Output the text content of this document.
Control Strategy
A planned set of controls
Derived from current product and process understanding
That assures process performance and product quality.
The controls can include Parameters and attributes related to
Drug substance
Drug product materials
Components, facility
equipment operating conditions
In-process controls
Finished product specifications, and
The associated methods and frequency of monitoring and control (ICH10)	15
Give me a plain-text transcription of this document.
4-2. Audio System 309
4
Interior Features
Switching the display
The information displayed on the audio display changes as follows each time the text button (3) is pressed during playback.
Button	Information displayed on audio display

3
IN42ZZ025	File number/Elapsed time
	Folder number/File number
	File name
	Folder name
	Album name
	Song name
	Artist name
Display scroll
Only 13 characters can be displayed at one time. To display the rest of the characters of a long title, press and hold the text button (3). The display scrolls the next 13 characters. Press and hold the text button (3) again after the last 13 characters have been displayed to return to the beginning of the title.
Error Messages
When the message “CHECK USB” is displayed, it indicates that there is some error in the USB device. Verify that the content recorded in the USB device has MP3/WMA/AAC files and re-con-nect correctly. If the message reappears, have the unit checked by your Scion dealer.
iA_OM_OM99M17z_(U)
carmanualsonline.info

§ Instructions for the task: Reproduce each record exactly, leaving nothing out.

§ Right answer:
Output the text content of this document.
Control Strategy
A planned set of controls
Derived from current product and process understanding
That assures process performance and product quality.
The controls can include Parameters and attributes related to
Drug substance
Drug product materials
Components, facility
equipment operating conditions
In-process controls
Finished product specifications, and
The associated methods and frequency of monitoring and control (ICH10)	15
Give me a plain-text transcription of this document.
4-2. Audio System 309
4
Interior Features
Switching the display
The information displayed on the audio display changes as follows each time the text button (3) is pressed during playback.
Button	Information displayed on audio display

3
IN42ZZ025	File number/Elapsed time
	Folder number/File number
	File name
	Folder name
	Album name
	Song name
	Artist name
Display scroll
Only 13 characters can be displayed at one time. To display the rest of the characters of a long title, press and hold the text button (3). The display scrolls the next 13 characters. Press and hold the text button (3) again after the last 13 characters have been displayed to return to the beginning of the title.
Error Messages
When the message “CHECK USB” is displayed, it indicates that there is some error in the USB device. Verify that the content recorded in the USB device has MP3/WMA/AAC files and re-con-nect correctly. If the message reappears, have the unit checked by your Scion dealer.
iA_OM_OM99M17z_(U)
carmanualsonline.info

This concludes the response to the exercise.